» WHAT NEEDS TO BE DONE: Copy each line of the entries beneath that contains the word "Электроэнергия".

» EXERCISE INPUTS:
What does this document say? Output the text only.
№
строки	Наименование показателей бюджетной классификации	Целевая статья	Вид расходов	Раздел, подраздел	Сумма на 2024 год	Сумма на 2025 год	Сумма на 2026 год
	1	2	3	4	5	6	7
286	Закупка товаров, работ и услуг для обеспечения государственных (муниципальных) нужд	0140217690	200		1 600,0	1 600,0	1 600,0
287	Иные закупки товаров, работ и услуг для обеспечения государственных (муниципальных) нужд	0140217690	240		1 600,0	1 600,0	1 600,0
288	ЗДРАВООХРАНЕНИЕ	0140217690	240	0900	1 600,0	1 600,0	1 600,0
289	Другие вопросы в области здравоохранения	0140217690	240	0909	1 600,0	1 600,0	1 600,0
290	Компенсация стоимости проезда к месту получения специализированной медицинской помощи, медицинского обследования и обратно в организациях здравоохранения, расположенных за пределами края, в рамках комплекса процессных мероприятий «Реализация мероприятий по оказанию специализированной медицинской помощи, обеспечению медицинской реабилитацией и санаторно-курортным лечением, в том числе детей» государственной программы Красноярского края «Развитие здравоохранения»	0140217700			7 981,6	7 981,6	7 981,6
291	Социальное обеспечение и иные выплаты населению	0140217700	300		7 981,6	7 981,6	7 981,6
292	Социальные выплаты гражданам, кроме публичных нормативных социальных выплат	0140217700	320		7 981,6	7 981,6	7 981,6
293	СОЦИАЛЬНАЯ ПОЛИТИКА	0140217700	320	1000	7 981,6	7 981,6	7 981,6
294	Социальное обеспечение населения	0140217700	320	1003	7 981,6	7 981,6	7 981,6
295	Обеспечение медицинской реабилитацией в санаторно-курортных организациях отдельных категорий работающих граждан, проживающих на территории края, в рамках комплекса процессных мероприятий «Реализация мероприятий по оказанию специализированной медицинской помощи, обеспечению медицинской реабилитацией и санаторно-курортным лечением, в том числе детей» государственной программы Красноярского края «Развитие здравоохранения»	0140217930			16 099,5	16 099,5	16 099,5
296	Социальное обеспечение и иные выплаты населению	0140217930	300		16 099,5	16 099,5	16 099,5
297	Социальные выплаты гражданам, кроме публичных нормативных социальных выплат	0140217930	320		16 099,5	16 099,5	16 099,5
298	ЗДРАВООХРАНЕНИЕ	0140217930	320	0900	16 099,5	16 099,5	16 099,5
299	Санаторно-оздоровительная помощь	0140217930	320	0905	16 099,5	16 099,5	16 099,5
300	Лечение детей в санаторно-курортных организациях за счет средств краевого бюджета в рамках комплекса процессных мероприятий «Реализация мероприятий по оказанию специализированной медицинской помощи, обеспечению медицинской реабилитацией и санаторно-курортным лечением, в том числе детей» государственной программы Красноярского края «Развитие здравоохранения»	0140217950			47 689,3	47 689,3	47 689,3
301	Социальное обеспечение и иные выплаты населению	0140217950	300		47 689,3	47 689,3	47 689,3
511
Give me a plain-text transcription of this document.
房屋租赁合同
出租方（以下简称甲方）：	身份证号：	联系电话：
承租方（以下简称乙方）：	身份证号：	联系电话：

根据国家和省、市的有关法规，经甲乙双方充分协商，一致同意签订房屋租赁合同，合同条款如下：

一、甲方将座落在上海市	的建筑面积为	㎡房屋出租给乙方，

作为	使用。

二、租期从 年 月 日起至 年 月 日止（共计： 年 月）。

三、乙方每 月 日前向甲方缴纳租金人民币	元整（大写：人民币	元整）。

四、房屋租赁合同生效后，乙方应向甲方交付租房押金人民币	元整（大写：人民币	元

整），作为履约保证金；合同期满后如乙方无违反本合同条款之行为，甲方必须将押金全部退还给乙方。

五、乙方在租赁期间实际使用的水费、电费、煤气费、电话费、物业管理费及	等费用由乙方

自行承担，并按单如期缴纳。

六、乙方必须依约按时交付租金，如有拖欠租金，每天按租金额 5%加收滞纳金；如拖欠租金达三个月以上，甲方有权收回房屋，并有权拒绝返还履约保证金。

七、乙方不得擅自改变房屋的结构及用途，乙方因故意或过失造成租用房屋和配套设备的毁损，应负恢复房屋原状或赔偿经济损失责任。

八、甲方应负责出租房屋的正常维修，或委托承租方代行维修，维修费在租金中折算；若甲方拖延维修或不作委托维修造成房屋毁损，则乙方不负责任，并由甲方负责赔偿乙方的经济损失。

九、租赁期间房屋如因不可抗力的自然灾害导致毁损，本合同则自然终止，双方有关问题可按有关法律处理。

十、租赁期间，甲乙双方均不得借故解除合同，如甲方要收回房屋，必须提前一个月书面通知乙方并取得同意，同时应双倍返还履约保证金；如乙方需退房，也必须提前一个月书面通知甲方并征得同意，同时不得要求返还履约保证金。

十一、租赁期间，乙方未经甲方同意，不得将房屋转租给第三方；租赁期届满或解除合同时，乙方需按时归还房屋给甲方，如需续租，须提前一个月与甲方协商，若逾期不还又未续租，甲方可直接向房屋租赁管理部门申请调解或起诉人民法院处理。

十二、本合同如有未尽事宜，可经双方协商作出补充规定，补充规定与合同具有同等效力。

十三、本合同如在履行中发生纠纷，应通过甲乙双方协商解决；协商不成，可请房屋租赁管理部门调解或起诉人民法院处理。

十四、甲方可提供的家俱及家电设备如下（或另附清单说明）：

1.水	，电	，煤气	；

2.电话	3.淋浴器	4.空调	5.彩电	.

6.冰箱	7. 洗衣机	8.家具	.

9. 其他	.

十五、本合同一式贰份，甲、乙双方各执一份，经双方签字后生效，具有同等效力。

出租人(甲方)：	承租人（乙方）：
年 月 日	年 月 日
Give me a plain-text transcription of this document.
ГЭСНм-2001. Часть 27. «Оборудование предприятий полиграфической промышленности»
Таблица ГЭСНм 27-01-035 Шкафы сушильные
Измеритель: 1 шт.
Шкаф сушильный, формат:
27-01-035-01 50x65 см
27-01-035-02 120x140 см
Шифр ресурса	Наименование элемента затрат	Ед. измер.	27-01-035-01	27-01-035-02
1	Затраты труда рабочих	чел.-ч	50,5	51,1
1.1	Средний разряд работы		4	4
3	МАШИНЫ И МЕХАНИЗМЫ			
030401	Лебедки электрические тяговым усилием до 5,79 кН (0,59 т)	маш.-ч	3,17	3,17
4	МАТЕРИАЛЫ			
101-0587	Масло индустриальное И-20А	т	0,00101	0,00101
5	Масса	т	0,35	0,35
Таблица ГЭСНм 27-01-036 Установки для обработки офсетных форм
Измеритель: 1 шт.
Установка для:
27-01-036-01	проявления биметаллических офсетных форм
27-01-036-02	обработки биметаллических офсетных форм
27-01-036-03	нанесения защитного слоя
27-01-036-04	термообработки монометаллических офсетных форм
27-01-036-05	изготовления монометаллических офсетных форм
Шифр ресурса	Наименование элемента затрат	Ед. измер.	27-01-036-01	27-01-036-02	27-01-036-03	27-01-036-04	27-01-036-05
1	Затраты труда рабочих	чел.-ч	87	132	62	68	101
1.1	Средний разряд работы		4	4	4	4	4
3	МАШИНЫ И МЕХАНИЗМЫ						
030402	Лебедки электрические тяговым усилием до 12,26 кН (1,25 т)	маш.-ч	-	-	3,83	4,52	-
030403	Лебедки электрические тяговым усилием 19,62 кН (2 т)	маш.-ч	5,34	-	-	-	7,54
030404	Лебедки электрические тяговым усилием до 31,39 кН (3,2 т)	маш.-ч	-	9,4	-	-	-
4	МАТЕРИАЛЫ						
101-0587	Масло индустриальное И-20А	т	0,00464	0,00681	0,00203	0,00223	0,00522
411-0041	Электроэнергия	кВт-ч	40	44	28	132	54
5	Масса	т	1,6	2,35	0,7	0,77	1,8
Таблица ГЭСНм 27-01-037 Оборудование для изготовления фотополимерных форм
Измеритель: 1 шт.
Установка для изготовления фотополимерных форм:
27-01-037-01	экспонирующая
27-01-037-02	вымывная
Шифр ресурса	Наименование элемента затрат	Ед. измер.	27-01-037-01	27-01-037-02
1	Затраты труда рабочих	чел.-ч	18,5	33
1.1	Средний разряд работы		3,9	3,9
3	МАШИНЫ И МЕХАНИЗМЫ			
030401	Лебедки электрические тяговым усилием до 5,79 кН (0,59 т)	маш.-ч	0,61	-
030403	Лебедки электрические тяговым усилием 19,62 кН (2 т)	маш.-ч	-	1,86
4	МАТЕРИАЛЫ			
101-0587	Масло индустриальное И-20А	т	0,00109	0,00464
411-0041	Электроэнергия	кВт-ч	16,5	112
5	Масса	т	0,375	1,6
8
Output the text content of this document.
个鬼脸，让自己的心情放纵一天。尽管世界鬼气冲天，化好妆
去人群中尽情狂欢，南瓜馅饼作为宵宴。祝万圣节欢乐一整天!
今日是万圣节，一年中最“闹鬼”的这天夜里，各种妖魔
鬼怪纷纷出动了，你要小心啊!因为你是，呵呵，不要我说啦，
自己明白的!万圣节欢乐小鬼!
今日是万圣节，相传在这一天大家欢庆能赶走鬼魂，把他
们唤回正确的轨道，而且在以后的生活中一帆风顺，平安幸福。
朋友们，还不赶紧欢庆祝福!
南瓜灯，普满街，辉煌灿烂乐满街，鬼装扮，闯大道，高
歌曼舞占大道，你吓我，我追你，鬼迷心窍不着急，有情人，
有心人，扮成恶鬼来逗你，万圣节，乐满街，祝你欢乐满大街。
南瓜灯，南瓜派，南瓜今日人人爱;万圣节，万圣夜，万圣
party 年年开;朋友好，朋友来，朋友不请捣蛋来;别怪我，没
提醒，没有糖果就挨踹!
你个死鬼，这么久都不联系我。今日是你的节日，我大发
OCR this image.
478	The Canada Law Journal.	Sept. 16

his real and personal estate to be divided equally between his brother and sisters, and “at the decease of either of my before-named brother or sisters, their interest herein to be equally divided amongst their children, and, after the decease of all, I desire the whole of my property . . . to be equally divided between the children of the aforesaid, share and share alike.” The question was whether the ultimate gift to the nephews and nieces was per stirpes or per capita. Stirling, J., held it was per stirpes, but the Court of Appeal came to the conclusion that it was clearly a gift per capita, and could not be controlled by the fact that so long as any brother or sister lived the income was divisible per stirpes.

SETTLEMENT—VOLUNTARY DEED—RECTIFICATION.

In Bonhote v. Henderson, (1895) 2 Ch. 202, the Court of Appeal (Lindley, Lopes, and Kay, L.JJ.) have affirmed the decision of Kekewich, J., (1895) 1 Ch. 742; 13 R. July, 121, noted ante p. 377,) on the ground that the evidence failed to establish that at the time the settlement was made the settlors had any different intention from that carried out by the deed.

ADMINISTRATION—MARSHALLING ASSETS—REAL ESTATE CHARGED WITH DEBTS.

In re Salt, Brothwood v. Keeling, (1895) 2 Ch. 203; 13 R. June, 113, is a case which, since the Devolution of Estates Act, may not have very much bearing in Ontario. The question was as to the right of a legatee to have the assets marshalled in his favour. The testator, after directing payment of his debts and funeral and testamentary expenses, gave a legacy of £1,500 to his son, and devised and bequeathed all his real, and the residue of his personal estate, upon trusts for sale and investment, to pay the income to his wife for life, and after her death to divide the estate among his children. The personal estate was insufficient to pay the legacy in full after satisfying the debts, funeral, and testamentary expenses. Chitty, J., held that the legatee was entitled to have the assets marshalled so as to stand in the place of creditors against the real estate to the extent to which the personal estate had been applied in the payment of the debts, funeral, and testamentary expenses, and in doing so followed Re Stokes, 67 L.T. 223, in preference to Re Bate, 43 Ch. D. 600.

» RESULT:
411-0041	Электроэнергия	кВт-ч	40	44	28	132	54
411-0041	Электроэнергия	кВт-ч	16,5	112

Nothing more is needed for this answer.